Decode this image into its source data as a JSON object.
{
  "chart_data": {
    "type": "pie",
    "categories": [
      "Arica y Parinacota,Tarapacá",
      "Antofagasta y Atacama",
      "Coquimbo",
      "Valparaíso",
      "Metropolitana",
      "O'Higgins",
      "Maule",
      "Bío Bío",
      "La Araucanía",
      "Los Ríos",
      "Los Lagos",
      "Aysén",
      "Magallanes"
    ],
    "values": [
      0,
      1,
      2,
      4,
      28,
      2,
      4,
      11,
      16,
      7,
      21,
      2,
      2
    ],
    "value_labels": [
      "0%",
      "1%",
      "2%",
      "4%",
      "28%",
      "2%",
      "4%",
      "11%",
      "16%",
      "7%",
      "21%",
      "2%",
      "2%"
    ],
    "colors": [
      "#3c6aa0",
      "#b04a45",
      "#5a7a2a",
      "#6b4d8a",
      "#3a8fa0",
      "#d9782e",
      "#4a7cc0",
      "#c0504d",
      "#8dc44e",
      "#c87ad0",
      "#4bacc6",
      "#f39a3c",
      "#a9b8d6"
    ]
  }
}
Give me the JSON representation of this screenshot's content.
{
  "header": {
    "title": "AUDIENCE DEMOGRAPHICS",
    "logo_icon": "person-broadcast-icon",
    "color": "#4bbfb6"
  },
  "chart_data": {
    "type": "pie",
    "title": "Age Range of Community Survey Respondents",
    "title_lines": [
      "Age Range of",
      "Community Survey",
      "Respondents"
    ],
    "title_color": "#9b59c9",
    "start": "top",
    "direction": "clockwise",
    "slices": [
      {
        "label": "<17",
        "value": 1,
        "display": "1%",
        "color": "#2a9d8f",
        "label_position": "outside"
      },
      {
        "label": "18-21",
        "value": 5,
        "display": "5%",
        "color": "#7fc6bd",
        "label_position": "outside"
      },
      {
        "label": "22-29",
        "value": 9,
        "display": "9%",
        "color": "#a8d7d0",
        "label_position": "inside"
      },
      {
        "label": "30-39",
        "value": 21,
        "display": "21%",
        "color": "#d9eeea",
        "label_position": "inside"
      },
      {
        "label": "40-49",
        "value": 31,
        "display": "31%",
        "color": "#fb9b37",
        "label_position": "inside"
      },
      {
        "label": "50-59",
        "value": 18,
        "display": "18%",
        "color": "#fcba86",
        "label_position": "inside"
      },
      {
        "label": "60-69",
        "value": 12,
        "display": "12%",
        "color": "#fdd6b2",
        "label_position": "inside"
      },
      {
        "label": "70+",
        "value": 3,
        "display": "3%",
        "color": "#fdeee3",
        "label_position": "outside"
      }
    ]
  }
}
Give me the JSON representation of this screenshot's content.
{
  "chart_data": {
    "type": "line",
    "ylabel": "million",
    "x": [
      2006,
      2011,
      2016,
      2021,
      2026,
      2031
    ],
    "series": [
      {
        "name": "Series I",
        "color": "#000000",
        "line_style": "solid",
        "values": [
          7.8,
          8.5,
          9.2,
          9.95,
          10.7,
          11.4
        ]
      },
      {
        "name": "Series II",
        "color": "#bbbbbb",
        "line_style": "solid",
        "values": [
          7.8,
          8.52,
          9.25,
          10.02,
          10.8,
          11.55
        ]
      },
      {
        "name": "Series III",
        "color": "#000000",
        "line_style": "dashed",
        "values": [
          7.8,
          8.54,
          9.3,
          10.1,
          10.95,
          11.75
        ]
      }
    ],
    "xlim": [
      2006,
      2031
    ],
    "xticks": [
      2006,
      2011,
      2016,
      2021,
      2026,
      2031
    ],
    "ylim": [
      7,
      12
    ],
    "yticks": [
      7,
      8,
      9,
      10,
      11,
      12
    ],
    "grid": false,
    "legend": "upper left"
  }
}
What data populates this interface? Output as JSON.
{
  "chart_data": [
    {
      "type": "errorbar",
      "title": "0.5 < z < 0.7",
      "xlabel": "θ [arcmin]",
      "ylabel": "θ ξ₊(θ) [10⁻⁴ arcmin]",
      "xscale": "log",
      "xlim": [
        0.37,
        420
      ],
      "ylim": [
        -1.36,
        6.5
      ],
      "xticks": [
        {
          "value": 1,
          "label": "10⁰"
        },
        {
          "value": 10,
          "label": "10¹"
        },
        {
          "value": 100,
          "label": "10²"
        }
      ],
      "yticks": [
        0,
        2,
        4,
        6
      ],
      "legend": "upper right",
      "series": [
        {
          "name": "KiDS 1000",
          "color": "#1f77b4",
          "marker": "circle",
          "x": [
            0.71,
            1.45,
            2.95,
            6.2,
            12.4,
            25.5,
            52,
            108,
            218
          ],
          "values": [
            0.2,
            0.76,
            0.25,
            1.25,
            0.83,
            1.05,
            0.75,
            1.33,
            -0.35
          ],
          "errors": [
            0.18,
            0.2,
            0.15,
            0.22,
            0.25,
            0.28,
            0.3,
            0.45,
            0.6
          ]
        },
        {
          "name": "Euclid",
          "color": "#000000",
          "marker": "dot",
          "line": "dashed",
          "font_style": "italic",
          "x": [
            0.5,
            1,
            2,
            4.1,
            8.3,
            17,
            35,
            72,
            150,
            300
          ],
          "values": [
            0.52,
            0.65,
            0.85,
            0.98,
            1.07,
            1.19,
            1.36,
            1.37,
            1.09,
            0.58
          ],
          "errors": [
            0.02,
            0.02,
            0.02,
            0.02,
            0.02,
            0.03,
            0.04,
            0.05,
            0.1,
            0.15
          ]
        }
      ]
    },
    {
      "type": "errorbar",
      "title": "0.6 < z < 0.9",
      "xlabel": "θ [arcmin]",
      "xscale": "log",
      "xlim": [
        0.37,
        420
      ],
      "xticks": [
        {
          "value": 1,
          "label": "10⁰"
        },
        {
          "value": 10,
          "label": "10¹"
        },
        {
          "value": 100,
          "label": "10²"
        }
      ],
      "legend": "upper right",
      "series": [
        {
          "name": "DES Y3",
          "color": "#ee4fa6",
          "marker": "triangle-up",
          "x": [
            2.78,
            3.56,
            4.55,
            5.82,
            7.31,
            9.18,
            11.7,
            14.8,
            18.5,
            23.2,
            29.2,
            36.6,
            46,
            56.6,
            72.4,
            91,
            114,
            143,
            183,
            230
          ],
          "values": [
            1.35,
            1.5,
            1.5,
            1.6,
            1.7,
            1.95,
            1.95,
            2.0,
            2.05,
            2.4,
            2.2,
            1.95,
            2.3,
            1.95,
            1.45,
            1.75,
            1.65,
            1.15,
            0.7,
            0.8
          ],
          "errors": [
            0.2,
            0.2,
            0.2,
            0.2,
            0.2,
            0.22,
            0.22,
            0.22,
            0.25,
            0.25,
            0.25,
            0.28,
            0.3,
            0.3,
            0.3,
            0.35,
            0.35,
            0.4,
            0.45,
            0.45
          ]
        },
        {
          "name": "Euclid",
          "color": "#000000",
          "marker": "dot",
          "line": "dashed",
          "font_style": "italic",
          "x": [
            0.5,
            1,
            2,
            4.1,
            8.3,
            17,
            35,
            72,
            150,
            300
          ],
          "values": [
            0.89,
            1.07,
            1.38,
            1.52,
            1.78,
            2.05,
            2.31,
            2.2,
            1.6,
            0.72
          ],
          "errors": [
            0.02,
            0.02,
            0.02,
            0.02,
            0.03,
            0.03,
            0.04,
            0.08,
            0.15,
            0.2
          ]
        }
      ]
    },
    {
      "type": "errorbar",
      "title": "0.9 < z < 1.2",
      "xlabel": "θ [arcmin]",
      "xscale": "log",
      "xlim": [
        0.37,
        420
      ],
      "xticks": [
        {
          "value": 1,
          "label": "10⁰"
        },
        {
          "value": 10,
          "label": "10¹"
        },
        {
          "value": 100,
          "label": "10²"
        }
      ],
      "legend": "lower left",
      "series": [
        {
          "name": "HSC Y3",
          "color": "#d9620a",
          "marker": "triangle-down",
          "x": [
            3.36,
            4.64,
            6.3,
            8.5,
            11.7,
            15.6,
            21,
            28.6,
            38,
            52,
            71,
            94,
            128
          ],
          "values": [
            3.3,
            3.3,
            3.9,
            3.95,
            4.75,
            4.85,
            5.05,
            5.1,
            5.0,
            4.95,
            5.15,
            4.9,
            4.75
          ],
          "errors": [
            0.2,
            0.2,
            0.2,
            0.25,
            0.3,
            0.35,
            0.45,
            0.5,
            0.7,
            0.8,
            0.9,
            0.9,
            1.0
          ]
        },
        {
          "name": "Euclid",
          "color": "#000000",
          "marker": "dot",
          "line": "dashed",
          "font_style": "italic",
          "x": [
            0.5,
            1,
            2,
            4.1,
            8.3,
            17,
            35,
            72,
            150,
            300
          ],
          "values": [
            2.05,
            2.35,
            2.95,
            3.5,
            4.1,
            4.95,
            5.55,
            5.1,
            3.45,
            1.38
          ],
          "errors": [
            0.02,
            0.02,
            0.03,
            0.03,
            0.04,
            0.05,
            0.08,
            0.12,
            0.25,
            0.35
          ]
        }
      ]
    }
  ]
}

━━━━━━━━━━

> [WHAT IS NEEDED] Search the entries for the word "triangle", then gather every line that has it.

> [ANSWER TO THIS EXERCISE]
          "marker": "triangle-up",
          "marker": "triangle-down",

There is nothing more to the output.